**WORK TO BE COMPLETED**
Copy the football forum thread from "What he said." up to and including "on run defense.", substituting "deep defenders" for "safeties".

**PAGE TEXT**
^^^^^^^^^^^^^^^^

My question is, is there really a way to coach/teach this? Can you really teach a team to "let" a team march down the field and then stiffen up and punch it to them? Or am I reading it wrong, and you don't 'let' them march down the field, but you put emphasis on "red zone" defense and just let everything fall into place?
Like I've said, I've seen it done by the Bison for almost 30 years now and it's been a thing of beauty. It's very demoralizing for a team to drive all the way down the field and have to come up with at best a field goal.

It's basically the Tampa2 philosophy. You can give up the underneath plays..and then the field shrinks and it's easier to cover.

G-city Bison Fan
09-28-2011, 04:01 PM
Also puts pressure on the other team to be consistantly perfect. More plays = greater chance for their to be a bad throw or bad snap.

DjKyRo
09-28-2011, 04:02 PM
It's basically the Tampa2 philosophy. You can give up the underneath plays..and then the field shrinks and it's easier to cover.

What he said. When you have more field to cover behind the safeties preventing the big play over the top, it allows more to happen underneath when the linebackers and corners have to play defense over the middle. As the offense moves down the field, there is fundamentally less field the cover, thus giving the safeties more room to help out on coverage and on run defense.

Bison Dan
09-28-2011, 04:22 PM
I agree with the way the Bison run it - just that sometimes they overly rely on it too much at the end of the game. ie EWU. When you give the qb time most qb's will get into a rhythm and they are tough to stop. Send the dogs and put a stop to it.

344Johnson
09-28-2011, 04:27 PM
I agree with the way the Bison run it - just that sometimes they overly rely on it too much at the end of the game. ie EWU. When you give the qb time most qb's will get into a rhythm and they are tough to stop. Send the dogs and put a stop to it.

It would be nice if from time to time if we took the Pittsburgh Steeler approach and said, "qb, you know we are coming, but you don't know where from. And thats why your not going to do anything the next 3 downs."

HerdBot
09-28-2011, 04:43 PM
just wondering what everyone thought about this 'philosophy.' I've heard it said and have seen it done by the Bison since 1980. Teams march down the field picking up 3-5 yards a play get inside the Bison 30 yard line and then just fall apart.
My question is, is there really a way to coach/teach this? Can you really teach a team to "let" a team march down the field and then stiffen up and punch it to them? Or am I reading it wrong, and you don't 'let' them march down the field, but you put emphasis on "red zone" defense and just let everything fall into place?
Like I've said, I've seen it done by the Bison for almost 30 years now and it's been a thing of beauty. It's very demoralizing for a team to drive all the way down the field and have to come up with at best a field goal.

^^^^^^^^^^^^^^^^

**DATA EXCERPTS**

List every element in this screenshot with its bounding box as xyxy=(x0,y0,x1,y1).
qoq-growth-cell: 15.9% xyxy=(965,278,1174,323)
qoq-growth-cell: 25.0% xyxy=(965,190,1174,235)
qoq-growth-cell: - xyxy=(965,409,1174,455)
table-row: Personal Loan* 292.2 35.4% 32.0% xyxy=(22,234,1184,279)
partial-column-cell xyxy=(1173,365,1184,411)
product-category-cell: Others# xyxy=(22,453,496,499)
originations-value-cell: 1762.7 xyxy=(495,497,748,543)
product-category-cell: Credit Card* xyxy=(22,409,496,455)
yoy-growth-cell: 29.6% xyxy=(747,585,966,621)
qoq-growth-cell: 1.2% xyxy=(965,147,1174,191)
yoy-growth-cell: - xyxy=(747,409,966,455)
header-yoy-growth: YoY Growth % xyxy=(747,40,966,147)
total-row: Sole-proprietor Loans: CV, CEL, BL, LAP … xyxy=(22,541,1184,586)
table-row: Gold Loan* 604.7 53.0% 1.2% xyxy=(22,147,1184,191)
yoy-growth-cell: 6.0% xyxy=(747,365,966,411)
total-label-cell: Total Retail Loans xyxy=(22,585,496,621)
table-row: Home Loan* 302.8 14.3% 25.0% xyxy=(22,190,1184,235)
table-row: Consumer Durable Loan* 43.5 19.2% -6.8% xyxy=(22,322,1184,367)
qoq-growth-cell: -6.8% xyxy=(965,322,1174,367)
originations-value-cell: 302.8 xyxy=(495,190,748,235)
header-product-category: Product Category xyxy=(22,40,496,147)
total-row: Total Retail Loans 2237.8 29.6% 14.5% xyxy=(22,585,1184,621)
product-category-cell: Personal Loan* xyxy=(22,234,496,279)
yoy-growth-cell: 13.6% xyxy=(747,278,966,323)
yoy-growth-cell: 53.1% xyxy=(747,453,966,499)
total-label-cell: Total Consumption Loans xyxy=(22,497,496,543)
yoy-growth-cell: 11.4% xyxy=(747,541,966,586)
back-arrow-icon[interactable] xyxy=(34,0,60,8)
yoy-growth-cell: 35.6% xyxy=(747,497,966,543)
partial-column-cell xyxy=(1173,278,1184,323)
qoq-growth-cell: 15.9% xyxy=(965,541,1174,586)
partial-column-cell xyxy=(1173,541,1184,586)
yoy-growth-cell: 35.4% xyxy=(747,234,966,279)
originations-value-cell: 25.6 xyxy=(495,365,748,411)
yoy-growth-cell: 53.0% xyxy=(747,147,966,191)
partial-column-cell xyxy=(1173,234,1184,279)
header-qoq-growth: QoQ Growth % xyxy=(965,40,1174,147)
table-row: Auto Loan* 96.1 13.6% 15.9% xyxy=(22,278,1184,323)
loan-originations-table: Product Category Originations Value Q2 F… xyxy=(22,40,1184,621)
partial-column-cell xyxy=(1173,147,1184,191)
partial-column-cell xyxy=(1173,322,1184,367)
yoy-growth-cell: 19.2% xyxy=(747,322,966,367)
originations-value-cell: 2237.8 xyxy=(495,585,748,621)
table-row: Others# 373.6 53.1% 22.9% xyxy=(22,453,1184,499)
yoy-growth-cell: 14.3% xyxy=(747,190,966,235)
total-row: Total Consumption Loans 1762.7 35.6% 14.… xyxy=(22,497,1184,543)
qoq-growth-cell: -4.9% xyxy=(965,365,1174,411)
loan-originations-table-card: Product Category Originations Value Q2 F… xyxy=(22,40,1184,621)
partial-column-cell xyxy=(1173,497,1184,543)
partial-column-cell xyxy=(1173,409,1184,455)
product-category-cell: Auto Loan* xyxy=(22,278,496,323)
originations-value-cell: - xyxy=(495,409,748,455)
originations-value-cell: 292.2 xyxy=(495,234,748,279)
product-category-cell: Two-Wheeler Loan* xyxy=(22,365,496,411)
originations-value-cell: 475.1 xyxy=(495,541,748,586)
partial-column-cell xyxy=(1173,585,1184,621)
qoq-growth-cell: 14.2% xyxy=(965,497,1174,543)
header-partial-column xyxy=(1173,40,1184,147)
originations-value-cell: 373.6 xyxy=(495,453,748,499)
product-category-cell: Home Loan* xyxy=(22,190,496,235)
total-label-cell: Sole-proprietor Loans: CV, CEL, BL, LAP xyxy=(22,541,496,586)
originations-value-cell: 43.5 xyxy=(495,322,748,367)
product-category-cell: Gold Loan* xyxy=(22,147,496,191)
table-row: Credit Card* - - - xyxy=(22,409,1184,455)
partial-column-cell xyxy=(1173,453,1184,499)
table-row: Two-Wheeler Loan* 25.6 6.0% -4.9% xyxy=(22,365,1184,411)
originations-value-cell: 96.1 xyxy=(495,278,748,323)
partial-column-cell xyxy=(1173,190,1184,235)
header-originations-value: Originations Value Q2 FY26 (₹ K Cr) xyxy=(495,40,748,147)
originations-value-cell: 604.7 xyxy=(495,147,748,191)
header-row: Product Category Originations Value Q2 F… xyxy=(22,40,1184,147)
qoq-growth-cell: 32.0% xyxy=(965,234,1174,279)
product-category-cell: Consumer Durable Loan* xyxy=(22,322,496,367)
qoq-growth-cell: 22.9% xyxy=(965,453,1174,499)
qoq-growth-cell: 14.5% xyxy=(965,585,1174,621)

^^^^^^^^^^^^^^^^

**EXERCISE ANSWER**
What he said. When you have more field to cover behind the deep defenders preventing the big play over the top, it allows more to happen underneath when the linebackers and corners have to play defense over the middle. As the offense moves down the field, there is fundamentally less field the cover, thus giving the deep defenders more room to help out on coverage and on run defense.